## Consignes et exigences
Recopiez toutes les entrées ci-dessous en remplaçant « xyxy » par « coords », sans rien changer d'autre, s'il vous plaît.

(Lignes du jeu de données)

────

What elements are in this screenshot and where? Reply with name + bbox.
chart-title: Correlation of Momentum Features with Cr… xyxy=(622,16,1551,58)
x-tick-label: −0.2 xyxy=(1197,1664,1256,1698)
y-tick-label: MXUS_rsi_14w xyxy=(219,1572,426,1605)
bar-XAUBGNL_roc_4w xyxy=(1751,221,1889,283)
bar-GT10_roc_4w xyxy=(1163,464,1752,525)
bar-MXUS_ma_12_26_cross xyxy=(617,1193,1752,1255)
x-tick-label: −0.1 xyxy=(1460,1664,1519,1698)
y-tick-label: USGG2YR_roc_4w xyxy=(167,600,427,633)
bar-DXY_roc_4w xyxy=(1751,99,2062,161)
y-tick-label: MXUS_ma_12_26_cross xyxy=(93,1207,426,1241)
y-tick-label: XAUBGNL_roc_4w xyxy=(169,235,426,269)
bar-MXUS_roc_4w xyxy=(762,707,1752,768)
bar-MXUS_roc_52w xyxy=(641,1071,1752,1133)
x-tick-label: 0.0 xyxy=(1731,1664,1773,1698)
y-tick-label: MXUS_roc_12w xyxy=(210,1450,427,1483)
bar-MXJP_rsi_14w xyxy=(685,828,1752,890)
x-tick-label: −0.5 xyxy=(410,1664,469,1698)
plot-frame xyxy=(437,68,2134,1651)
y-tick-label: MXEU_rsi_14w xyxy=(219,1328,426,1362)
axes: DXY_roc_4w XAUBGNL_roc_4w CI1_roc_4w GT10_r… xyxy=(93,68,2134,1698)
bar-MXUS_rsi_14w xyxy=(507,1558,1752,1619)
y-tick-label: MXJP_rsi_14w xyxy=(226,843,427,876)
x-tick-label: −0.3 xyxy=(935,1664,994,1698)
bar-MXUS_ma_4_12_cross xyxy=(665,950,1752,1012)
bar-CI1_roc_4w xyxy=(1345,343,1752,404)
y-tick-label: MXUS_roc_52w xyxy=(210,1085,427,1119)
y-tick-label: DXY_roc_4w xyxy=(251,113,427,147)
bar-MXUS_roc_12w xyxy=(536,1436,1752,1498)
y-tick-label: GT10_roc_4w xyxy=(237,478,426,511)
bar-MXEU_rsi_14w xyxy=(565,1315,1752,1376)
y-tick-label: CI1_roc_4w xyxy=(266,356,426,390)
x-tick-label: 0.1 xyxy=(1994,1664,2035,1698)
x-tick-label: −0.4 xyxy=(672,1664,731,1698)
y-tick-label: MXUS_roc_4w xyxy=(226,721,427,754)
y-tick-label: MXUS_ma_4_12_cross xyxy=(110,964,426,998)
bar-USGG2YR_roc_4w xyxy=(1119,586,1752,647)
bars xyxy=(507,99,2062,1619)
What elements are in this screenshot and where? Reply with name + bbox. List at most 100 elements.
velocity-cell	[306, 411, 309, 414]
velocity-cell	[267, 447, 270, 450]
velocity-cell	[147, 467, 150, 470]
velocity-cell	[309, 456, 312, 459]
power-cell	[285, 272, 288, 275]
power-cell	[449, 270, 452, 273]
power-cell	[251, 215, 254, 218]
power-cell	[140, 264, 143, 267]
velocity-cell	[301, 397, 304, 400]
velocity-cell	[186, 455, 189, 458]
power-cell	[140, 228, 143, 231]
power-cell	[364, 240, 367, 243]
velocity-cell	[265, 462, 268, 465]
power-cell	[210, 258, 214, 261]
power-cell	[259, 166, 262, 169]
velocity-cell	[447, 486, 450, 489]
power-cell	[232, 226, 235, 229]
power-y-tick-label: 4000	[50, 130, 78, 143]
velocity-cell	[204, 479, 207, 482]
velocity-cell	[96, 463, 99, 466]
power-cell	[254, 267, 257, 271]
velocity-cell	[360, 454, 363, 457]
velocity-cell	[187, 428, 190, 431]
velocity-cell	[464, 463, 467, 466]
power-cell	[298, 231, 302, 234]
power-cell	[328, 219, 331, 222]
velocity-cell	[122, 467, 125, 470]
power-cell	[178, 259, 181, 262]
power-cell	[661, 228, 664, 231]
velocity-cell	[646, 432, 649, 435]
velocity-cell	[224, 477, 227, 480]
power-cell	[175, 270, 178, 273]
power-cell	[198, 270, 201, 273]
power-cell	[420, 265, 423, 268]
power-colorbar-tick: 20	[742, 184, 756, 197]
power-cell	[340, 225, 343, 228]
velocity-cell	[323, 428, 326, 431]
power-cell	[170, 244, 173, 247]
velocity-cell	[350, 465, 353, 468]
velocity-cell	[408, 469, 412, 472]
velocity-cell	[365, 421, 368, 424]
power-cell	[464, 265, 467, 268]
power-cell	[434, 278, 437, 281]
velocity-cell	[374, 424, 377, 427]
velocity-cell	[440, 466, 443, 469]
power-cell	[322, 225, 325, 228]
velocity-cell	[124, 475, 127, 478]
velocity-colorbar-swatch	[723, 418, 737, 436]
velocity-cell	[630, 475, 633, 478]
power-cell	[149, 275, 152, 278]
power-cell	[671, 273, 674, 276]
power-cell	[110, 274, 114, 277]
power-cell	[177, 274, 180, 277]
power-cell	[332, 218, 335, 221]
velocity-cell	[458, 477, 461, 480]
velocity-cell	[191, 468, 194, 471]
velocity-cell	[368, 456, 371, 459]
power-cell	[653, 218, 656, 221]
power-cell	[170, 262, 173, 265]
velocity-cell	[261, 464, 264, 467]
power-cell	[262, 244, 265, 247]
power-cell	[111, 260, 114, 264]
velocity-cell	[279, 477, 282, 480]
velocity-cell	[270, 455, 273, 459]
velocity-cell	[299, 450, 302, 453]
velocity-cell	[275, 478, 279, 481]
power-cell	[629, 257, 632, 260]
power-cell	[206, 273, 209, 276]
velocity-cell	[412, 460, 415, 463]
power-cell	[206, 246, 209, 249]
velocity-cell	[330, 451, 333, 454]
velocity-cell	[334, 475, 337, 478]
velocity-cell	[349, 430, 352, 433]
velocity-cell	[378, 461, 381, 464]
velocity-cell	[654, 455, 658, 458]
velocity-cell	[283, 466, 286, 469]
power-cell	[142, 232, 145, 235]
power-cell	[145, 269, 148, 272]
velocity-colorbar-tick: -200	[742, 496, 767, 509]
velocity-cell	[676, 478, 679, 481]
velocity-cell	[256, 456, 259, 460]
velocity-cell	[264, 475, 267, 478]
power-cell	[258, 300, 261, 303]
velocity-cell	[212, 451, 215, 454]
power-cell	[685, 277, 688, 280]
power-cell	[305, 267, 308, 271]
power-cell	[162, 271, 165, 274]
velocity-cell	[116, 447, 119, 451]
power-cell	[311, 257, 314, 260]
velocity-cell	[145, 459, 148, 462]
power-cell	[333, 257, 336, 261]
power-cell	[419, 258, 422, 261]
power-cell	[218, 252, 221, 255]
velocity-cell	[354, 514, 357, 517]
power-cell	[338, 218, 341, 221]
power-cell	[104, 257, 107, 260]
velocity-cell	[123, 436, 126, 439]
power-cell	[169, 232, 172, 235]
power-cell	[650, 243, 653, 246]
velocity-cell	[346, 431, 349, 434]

────

## Réponse complète
What elements are in this screenshot and where? Reply with name + bbox.
chart-title: Correlation of Momentum Features with Cr… coords=(622,16,1551,58)
x-tick-label: −0.2 coords=(1197,1664,1256,1698)
y-tick-label: MXUS_rsi_14w coords=(219,1572,426,1605)
bar-XAUBGNL_roc_4w coords=(1751,221,1889,283)
bar-GT10_roc_4w coords=(1163,464,1752,525)
bar-MXUS_ma_12_26_cross coords=(617,1193,1752,1255)
x-tick-label: −0.1 coords=(1460,1664,1519,1698)
y-tick-label: USGG2YR_roc_4w coords=(167,600,427,633)
bar-DXY_roc_4w coords=(1751,99,2062,161)
y-tick-label: MXUS_ma_12_26_cross coords=(93,1207,426,1241)
y-tick-label: XAUBGNL_roc_4w coords=(169,235,426,269)
bar-MXUS_roc_4w coords=(762,707,1752,768)
bar-MXUS_roc_52w coords=(641,1071,1752,1133)
x-tick-label: 0.0 coords=(1731,1664,1773,1698)
y-tick-label: MXUS_roc_12w coords=(210,1450,427,1483)
bar-MXJP_rsi_14w coords=(685,828,1752,890)
x-tick-label: −0.5 coords=(410,1664,469,1698)
plot-frame coords=(437,68,2134,1651)
y-tick-label: MXEU_rsi_14w coords=(219,1328,426,1362)
axes: DXY_roc_4w XAUBGNL_roc_4w CI1_roc_4w GT10_r… coords=(93,68,2134,1698)
bar-MXUS_rsi_14w coords=(507,1558,1752,1619)
y-tick-label: MXJP_rsi_14w coords=(226,843,427,876)
x-tick-label: −0.3 coords=(935,1664,994,1698)
bar-MXUS_ma_4_12_cross coords=(665,950,1752,1012)
bar-CI1_roc_4w coords=(1345,343,1752,404)
y-tick-label: MXUS_roc_52w coords=(210,1085,427,1119)
y-tick-label: DXY_roc_4w coords=(251,113,427,147)
bar-MXUS_roc_12w coords=(536,1436,1752,1498)
y-tick-label: GT10_roc_4w coords=(237,478,426,511)
bar-MXEU_rsi_14w coords=(565,1315,1752,1376)
y-tick-label: CI1_roc_4w coords=(266,356,426,390)
x-tick-label: 0.1 coords=(1994,1664,2035,1698)
x-tick-label: −0.4 coords=(672,1664,731,1698)
y-tick-label: MXUS_roc_4w coords=(226,721,427,754)
y-tick-label: MXUS_ma_4_12_cross coords=(110,964,426,998)
bar-USGG2YR_roc_4w coords=(1119,586,1752,647)
bars coords=(507,99,2062,1619)
What elements are in this screenshot and where? Reply with name + bbox. List at most 100 elements.
velocity-cell	[306, 411, 309, 414]
velocity-cell	[267, 447, 270, 450]
velocity-cell	[147, 467, 150, 470]
velocity-cell	[309, 456, 312, 459]
power-cell	[285, 272, 288, 275]
power-cell	[449, 270, 452, 273]
power-cell	[251, 215, 254, 218]
power-cell	[140, 264, 143, 267]
velocity-cell	[301, 397, 304, 400]
velocity-cell	[186, 455, 189, 458]
power-cell	[140, 228, 143, 231]
power-cell	[364, 240, 367, 243]
velocity-cell	[265, 462, 268, 465]
power-cell	[210, 258, 214, 261]
power-cell	[259, 166, 262, 169]
velocity-cell	[447, 486, 450, 489]
power-cell	[232, 226, 235, 229]
power-y-tick-label: 4000	[50, 130, 78, 143]
velocity-cell	[204, 479, 207, 482]
velocity-cell	[96, 463, 99, 466]
power-cell	[254, 267, 257, 271]
velocity-cell	[360, 454, 363, 457]
velocity-cell	[187, 428, 190, 431]
velocity-cell	[464, 463, 467, 466]
power-cell	[298, 231, 302, 234]
power-cell	[328, 219, 331, 222]
velocity-cell	[122, 467, 125, 470]
power-cell	[178, 259, 181, 262]
power-cell	[661, 228, 664, 231]
velocity-cell	[646, 432, 649, 435]
velocity-cell	[224, 477, 227, 480]
power-cell	[175, 270, 178, 273]
power-cell	[198, 270, 201, 273]
power-cell	[420, 265, 423, 268]
power-colorbar-tick: 20	[742, 184, 756, 197]
power-cell	[340, 225, 343, 228]
velocity-cell	[323, 428, 326, 431]
power-cell	[170, 244, 173, 247]
velocity-cell	[350, 465, 353, 468]
velocity-cell	[408, 469, 412, 472]
velocity-cell	[365, 421, 368, 424]
power-cell	[464, 265, 467, 268]
power-cell	[434, 278, 437, 281]
velocity-cell	[374, 424, 377, 427]
velocity-cell	[440, 466, 443, 469]
power-cell	[322, 225, 325, 228]
velocity-cell	[124, 475, 127, 478]
velocity-colorbar-swatch	[723, 418, 737, 436]
velocity-cell	[630, 475, 633, 478]
power-cell	[149, 275, 152, 278]
power-cell	[671, 273, 674, 276]
power-cell	[110, 274, 114, 277]
power-cell	[177, 274, 180, 277]
power-cell	[332, 218, 335, 221]
velocity-cell	[458, 477, 461, 480]
velocity-cell	[191, 468, 194, 471]
velocity-cell	[368, 456, 371, 459]
power-cell	[653, 218, 656, 221]
power-cell	[170, 262, 173, 265]
velocity-cell	[261, 464, 264, 467]
power-cell	[262, 244, 265, 247]
power-cell	[111, 260, 114, 264]
velocity-cell	[279, 477, 282, 480]
velocity-cell	[270, 455, 273, 459]
velocity-cell	[299, 450, 302, 453]
velocity-cell	[275, 478, 279, 481]
power-cell	[629, 257, 632, 260]
power-cell	[206, 273, 209, 276]
velocity-cell	[412, 460, 415, 463]
power-cell	[206, 246, 209, 249]
velocity-cell	[330, 451, 333, 454]
velocity-cell	[334, 475, 337, 478]
velocity-cell	[349, 430, 352, 433]
velocity-cell	[378, 461, 381, 464]
velocity-cell	[654, 455, 658, 458]
velocity-cell	[283, 466, 286, 469]
power-cell	[142, 232, 145, 235]
power-cell	[145, 269, 148, 272]
velocity-colorbar-tick: -200	[742, 496, 767, 509]
velocity-cell	[676, 478, 679, 481]
velocity-cell	[256, 456, 259, 460]
velocity-cell	[264, 475, 267, 478]
power-cell	[258, 300, 261, 303]
velocity-cell	[212, 451, 215, 454]
power-cell	[685, 277, 688, 280]
power-cell	[305, 267, 308, 271]
power-cell	[162, 271, 165, 274]
velocity-cell	[116, 447, 119, 451]
power-cell	[311, 257, 314, 260]
velocity-cell	[145, 459, 148, 462]
power-cell	[333, 257, 336, 261]
power-cell	[419, 258, 422, 261]
power-cell	[218, 252, 221, 255]
velocity-cell	[354, 514, 357, 517]
power-cell	[338, 218, 341, 221]
power-cell	[104, 257, 107, 260]
velocity-cell	[123, 436, 126, 439]
power-cell	[169, 232, 172, 235]
power-cell	[650, 243, 653, 246]
velocity-cell	[346, 431, 349, 434]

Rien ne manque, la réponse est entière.